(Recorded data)

** start **

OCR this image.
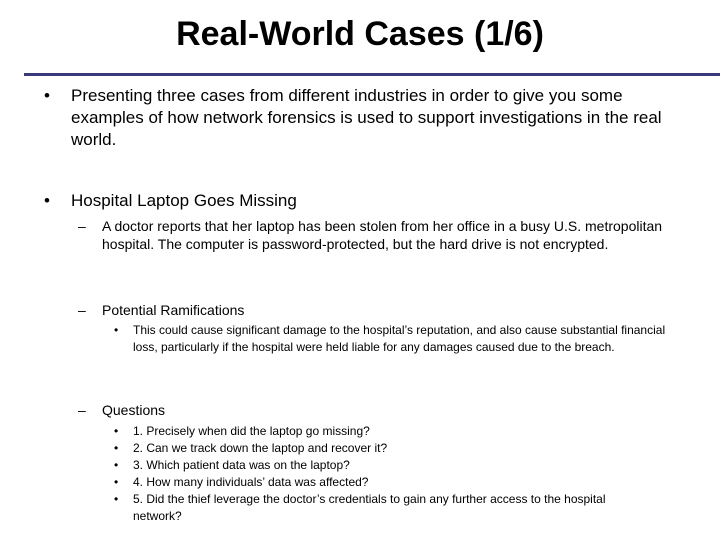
Real-World Cases (1/6)
• Presenting three cases from different industries in order to give you some examples of how network forensics is used to support investigations in the real world.
• Hospital Laptop Goes Missing
– A doctor reports that her laptop has been stolen from her office in a busy U.S. metropolitan hospital. The computer is password-protected, but the hard drive is not encrypted.
– Potential Ramifications
• This could cause significant damage to the hospital’s reputation, and also cause substantial financial loss, particularly if the hospital were held liable for any damages caused due to the breach.
– Questions
• 1. Precisely when did the laptop go missing?
• 2. Can we track down the laptop and recover it?
• 3. Which patient data was on the laptop?
• 4. How many individuals’ data was affected?
• 5. Did the thief leverage the doctor’s credentials to gain any further access to the hospital network?
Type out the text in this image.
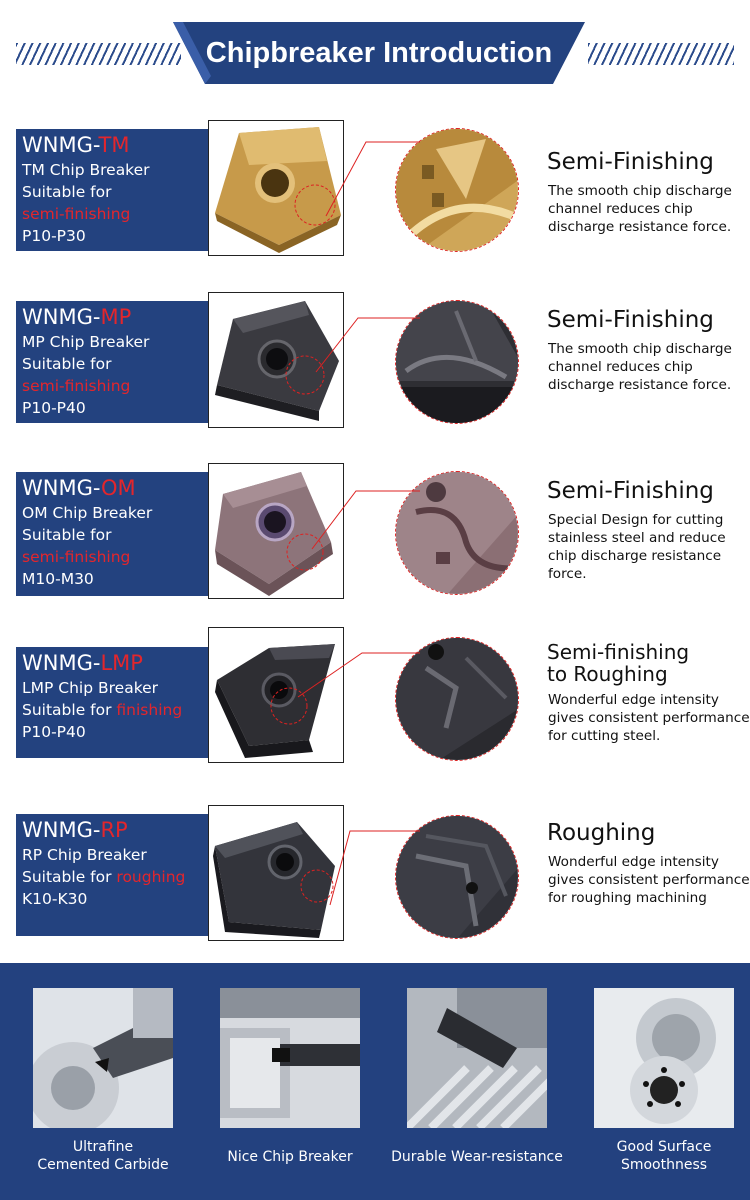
Chipbreaker Introduction
WNMG-TM
TM Chip Breaker
Suitable for
semi-finishing
P10-P30
Semi-Finishing
The smooth chip discharge channel reduces chip discharge resistance force.
WNMG-MP
MP Chip Breaker
Suitable for
semi-finishing
P10-P40
Semi-Finishing
The smooth chip discharge channel reduces chip discharge resistance force.
WNMG-OM
OM Chip Breaker
Suitable for
semi-finishing
M10-M30
Semi-Finishing
Special Design for cutting stainless steel and reduce chip discharge resistance force.
WNMG-LMP
LMP Chip Breaker
Suitable for finishing
P10-P40
Semi-finishing
to Roughing
Wonderful edge intensity gives consistent performance for cutting steel.
WNMG-RP
RP Chip Breaker
Suitable for roughing
K10-K30
Roughing
Wonderful edge intensity gives consistent performance for roughing machining
Ultrafine
Cemented Carbide	Nice Chip Breaker	Durable Wear-resistance
Good Surface
Smoothness
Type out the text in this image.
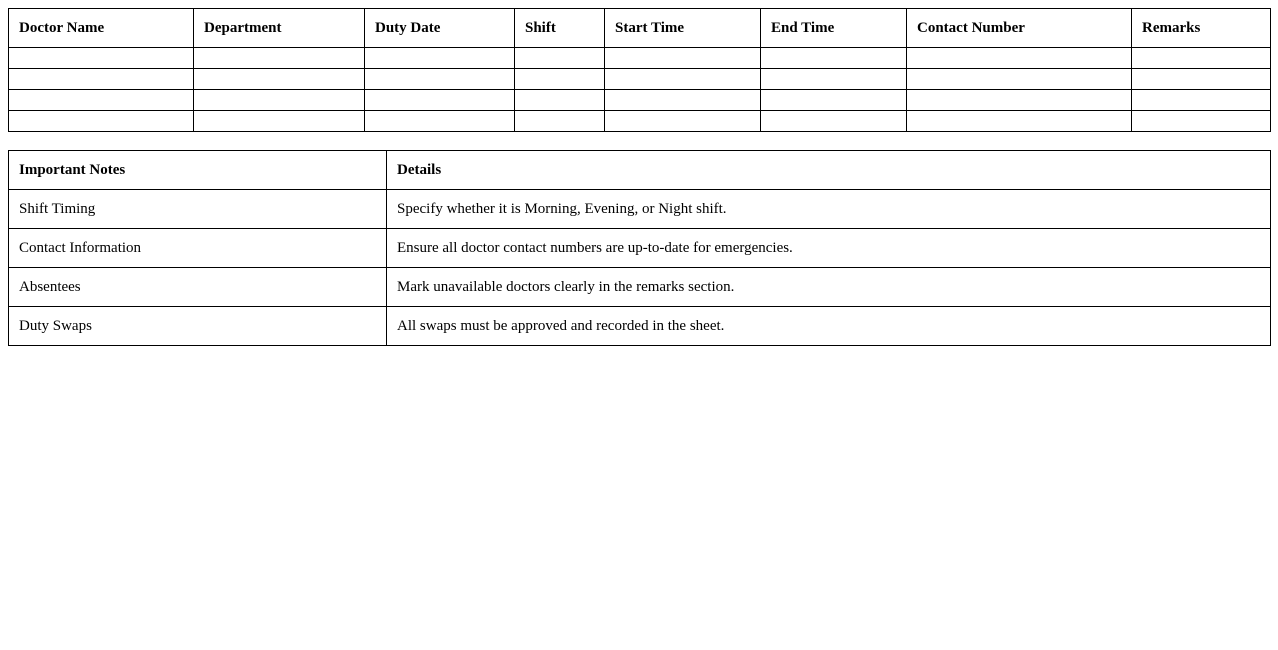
Doctor Name	Department	Duty Date	Shift	Start Time	End Time	Contact Number	Remarks

Important Notes	Details
Shift Timing	Specify whether it is Morning, Evening, or Night shift.
Contact Information	Ensure all doctor contact numbers are up-to-date for emergencies.
Absentees	Mark unavailable doctors clearly in the remarks section.
Duty Swaps	All swaps must be approved and recorded in the sheet.
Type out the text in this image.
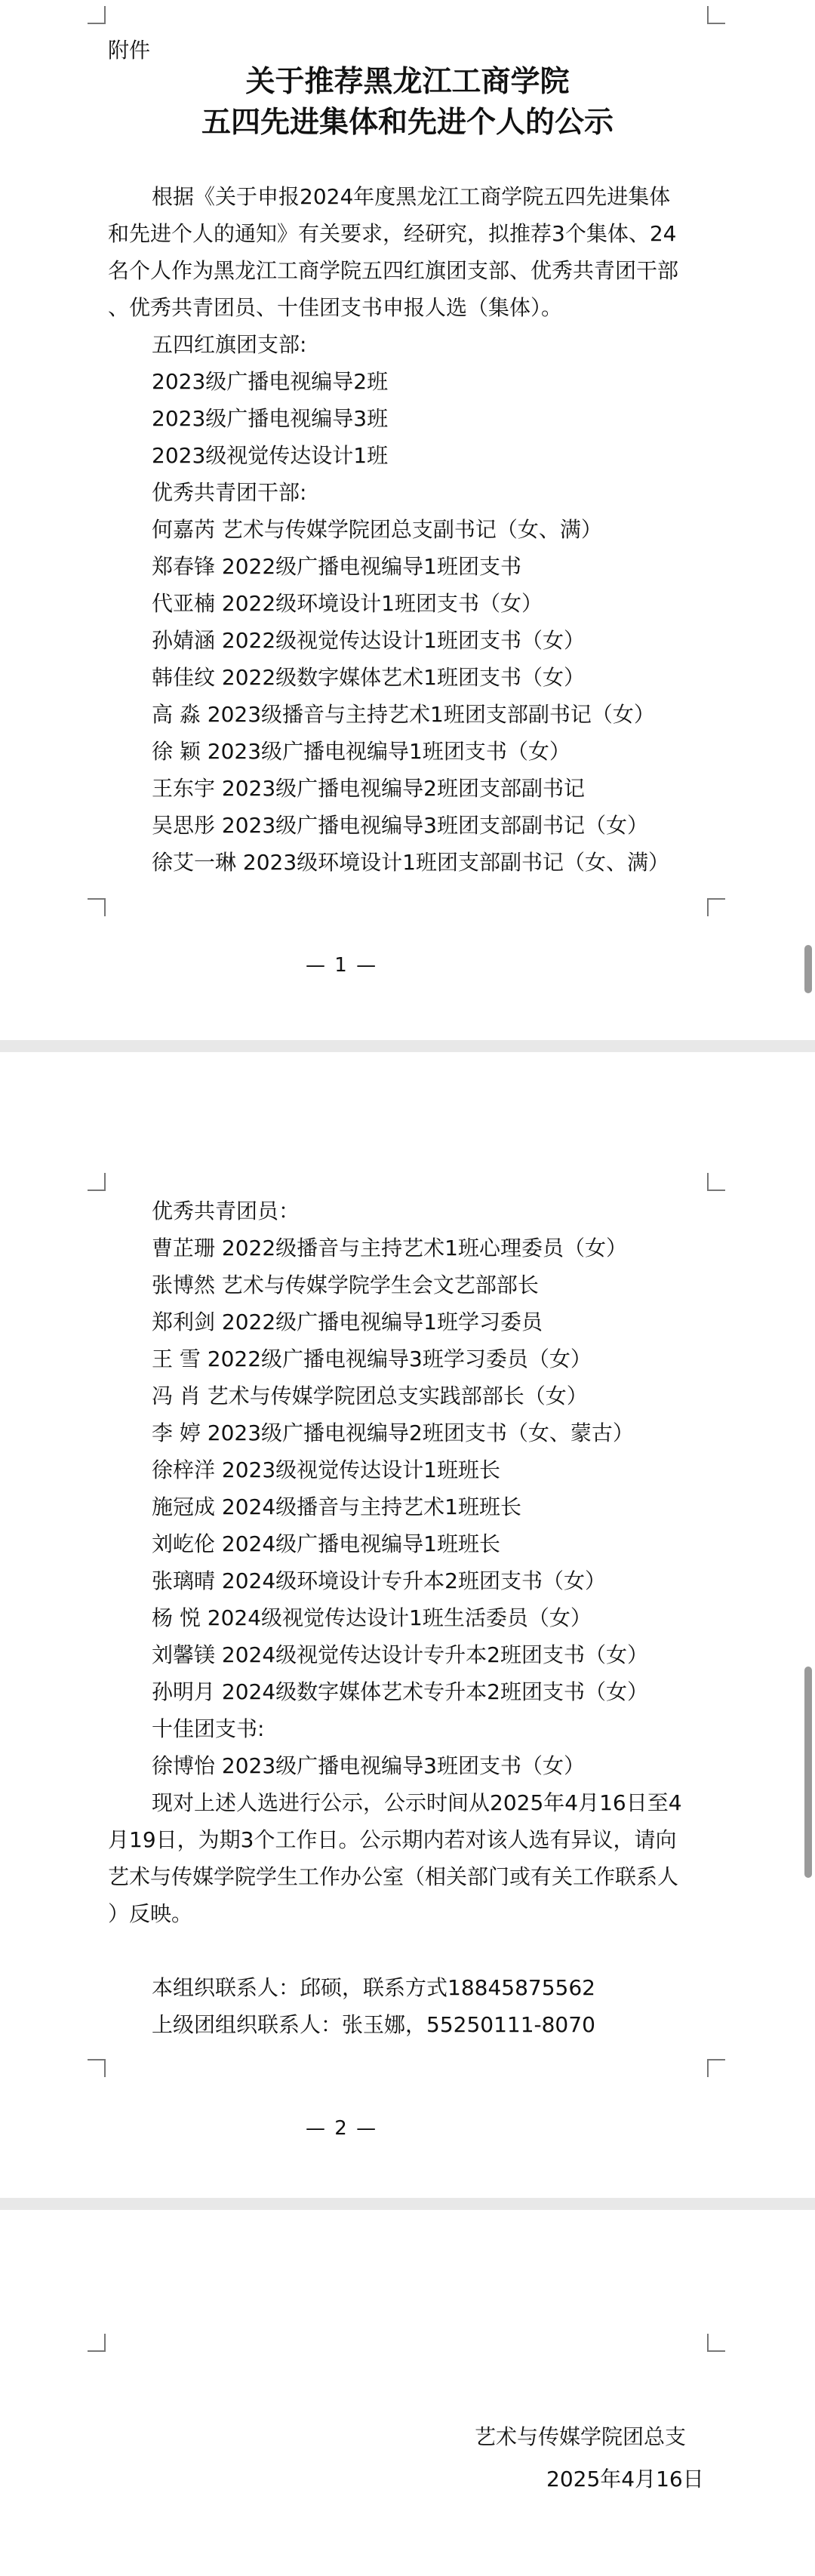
附件
关于推荐黑龙江工商学院
五四先进集体和先进个人的公示
根据《关于申报2024年度黑龙江工商学院五四先进集体
和先进个人的通知》有关要求，经研究，拟推荐3个集体、24
名个人作为黑龙江工商学院五四红旗团支部、优秀共青团干部
、优秀共青团员、十佳团支书申报人选（集体）。
五四红旗团支部:
2023级广播电视编导2班
2023级广播电视编导3班
2023级视觉传达设计1班
优秀共青团干部:
何嘉芮 艺术与传媒学院团总支副书记（女、满）
郑春锋 2022级广播电视编导1班团支书
代亚楠 2022级环境设计1班团支书（女）
孙婧涵 2022级视觉传达设计1班团支书（女）
韩佳纹 2022级数字媒体艺术1班团支书（女）
高 淼 2023级播音与主持艺术1班团支部副书记（女）
徐 颖 2023级广播电视编导1班团支书（女）
王东宇 2023级广播电视编导2班团支部副书记
吴思彤 2023级广播电视编导3班团支部副书记（女）
徐艾一琳 2023级环境设计1班团支部副书记（女、满）
— 1 —
优秀共青团员：
曹芷珊 2022级播音与主持艺术1班心理委员（女）
张博然 艺术与传媒学院学生会文艺部部长
郑利剑 2022级广播电视编导1班学习委员
王 雪 2022级广播电视编导3班学习委员（女）
冯 肖 艺术与传媒学院团总支实践部部长（女）
李 婷 2023级广播电视编导2班团支书（女、蒙古）
徐梓洋 2023级视觉传达设计1班班长
施冠成 2024级播音与主持艺术1班班长
刘屹伦 2024级广播电视编导1班班长
张璃晴 2024级环境设计专升本2班团支书（女）
杨 悦 2024级视觉传达设计1班生活委员（女）
刘馨镁 2024级视觉传达设计专升本2班团支书（女）
孙明月 2024级数字媒体艺术专升本2班团支书（女）
十佳团支书:
徐博怡 2023级广播电视编导3班团支书（女）
现对上述人选进行公示，公示时间从2025年4月16日至4
月19日，为期3个工作日。公示期内若对该人选有异议，请向
艺术与传媒学院学生工作办公室（相关部门或有关工作联系人
）反映。
本组织联系人：邱硕，联系方式18845875562
上级团组织联系人：张玉娜，55250111-8070
— 2 —
艺术与传媒学院团总支
2025年4月16日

** end **

→ **What you need to do**
Reproduce the data above in full, exactly as it is, with the pictures left out.

→ **The solution**
OCR this image.
Real-World Cases (1/6)
• Presenting three cases from different industries in order to give you some examples of how network forensics is used to support investigations in the real world.
• Hospital Laptop Goes Missing
– A doctor reports that her laptop has been stolen from her office in a busy U.S. metropolitan hospital. The computer is password-protected, but the hard drive is not encrypted.
– Potential Ramifications
• This could cause significant damage to the hospital’s reputation, and also cause substantial financial loss, particularly if the hospital were held liable for any damages caused due to the breach.
– Questions
• 1. Precisely when did the laptop go missing?
• 2. Can we track down the laptop and recover it?
• 3. Which patient data was on the laptop?
• 4. How many individuals’ data was affected?
• 5. Did the thief leverage the doctor’s credentials to gain any further access to the hospital network?
Type out the text in this image.
Chipbreaker Introduction
WNMG-TM
TM Chip Breaker
Suitable for
semi-finishing
P10-P30
Semi-Finishing
The smooth chip discharge channel reduces chip discharge resistance force.
WNMG-MP
MP Chip Breaker
Suitable for
semi-finishing
P10-P40
Semi-Finishing
The smooth chip discharge channel reduces chip discharge resistance force.
WNMG-OM
OM Chip Breaker
Suitable for
semi-finishing
M10-M30
Semi-Finishing
Special Design for cutting stainless steel and reduce chip discharge resistance force.
WNMG-LMP
LMP Chip Breaker
Suitable for finishing
P10-P40
Semi-finishing
to Roughing
Wonderful edge intensity gives consistent performance for cutting steel.
WNMG-RP
RP Chip Breaker
Suitable for roughing
K10-K30
Roughing
Wonderful edge intensity gives consistent performance for roughing machining
Ultrafine
Cemented Carbide	Nice Chip Breaker	Durable Wear-resistance
Good Surface
Smoothness
Type out the text in this image.
Doctor Name	Department	Duty Date	Shift	Start Time	End Time	Contact Number	Remarks

Important Notes	Details
Shift Timing	Specify whether it is Morning, Evening, or Night shift.
Contact Information	Ensure all doctor contact numbers are up-to-date for emergencies.
Absentees	Mark unavailable doctors clearly in the remarks section.
Duty Swaps	All swaps must be approved and recorded in the sheet.
Type out the text in this image.
附件
关于推荐黑龙江工商学院
五四先进集体和先进个人的公示
根据《关于申报2024年度黑龙江工商学院五四先进集体
和先进个人的通知》有关要求，经研究，拟推荐3个集体、24
名个人作为黑龙江工商学院五四红旗团支部、优秀共青团干部
、优秀共青团员、十佳团支书申报人选（集体）。
五四红旗团支部:
2023级广播电视编导2班
2023级广播电视编导3班
2023级视觉传达设计1班
优秀共青团干部:
何嘉芮 艺术与传媒学院团总支副书记（女、满）
郑春锋 2022级广播电视编导1班团支书
代亚楠 2022级环境设计1班团支书（女）
孙婧涵 2022级视觉传达设计1班团支书（女）
韩佳纹 2022级数字媒体艺术1班团支书（女）
高 淼 2023级播音与主持艺术1班团支部副书记（女）
徐 颖 2023级广播电视编导1班团支书（女）
王东宇 2023级广播电视编导2班团支部副书记
吴思彤 2023级广播电视编导3班团支部副书记（女）
徐艾一琳 2023级环境设计1班团支部副书记（女、满）
— 1 —
优秀共青团员：
曹芷珊 2022级播音与主持艺术1班心理委员（女）
张博然 艺术与传媒学院学生会文艺部部长
郑利剑 2022级广播电视编导1班学习委员
王 雪 2022级广播电视编导3班学习委员（女）
冯 肖 艺术与传媒学院团总支实践部部长（女）
李 婷 2023级广播电视编导2班团支书（女、蒙古）
徐梓洋 2023级视觉传达设计1班班长
施冠成 2024级播音与主持艺术1班班长
刘屹伦 2024级广播电视编导1班班长
张璃晴 2024级环境设计专升本2班团支书（女）
杨 悦 2024级视觉传达设计1班生活委员（女）
刘馨镁 2024级视觉传达设计专升本2班团支书（女）
孙明月 2024级数字媒体艺术专升本2班团支书（女）
十佳团支书:
徐博怡 2023级广播电视编导3班团支书（女）
现对上述人选进行公示，公示时间从2025年4月16日至4
月19日，为期3个工作日。公示期内若对该人选有异议，请向
艺术与传媒学院学生工作办公室（相关部门或有关工作联系人
）反映。
本组织联系人：邱硕，联系方式18845875562
上级团组织联系人：张玉娜，55250111-8070
— 2 —
艺术与传媒学院团总支
2025年4月16日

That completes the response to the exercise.